▶
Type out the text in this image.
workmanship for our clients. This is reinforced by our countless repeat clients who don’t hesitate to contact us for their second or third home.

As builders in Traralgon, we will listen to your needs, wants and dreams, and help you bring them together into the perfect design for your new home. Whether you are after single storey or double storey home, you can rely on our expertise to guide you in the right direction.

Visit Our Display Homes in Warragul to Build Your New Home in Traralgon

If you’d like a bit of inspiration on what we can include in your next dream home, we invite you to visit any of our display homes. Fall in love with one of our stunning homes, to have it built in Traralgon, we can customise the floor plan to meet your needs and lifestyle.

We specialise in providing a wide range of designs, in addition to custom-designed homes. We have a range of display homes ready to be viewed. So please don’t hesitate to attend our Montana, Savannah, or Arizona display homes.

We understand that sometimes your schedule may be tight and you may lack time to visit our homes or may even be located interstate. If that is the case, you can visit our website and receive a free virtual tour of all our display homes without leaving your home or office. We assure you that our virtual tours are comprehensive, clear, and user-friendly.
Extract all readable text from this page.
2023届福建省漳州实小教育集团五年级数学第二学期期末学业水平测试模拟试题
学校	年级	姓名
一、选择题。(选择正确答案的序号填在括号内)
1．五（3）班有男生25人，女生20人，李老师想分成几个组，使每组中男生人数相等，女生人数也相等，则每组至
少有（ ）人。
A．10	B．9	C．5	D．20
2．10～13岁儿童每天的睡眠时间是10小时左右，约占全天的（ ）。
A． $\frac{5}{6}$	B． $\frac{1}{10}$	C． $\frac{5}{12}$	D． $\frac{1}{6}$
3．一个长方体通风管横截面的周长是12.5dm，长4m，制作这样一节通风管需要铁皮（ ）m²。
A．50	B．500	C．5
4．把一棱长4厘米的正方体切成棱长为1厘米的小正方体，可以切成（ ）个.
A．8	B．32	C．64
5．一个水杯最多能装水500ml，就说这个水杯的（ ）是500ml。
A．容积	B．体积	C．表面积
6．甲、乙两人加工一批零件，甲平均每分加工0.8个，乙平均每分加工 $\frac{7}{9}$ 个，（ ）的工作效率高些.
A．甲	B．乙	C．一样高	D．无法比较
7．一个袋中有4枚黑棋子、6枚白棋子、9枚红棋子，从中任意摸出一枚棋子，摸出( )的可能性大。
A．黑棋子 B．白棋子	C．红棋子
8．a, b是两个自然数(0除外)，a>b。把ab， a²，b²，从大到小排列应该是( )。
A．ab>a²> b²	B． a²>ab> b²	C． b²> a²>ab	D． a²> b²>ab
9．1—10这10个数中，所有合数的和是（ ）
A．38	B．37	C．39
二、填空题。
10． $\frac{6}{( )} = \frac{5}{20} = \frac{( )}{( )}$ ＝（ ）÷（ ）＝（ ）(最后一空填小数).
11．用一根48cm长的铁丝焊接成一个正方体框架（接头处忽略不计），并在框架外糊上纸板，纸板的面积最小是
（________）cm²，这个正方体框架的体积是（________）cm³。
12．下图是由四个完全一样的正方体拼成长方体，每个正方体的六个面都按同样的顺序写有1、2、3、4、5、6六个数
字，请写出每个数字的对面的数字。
◀
Requirements:
Show each line holding the word "text".

Output for this exercise:
Type out the text in this image.
Extract all readable text from this page.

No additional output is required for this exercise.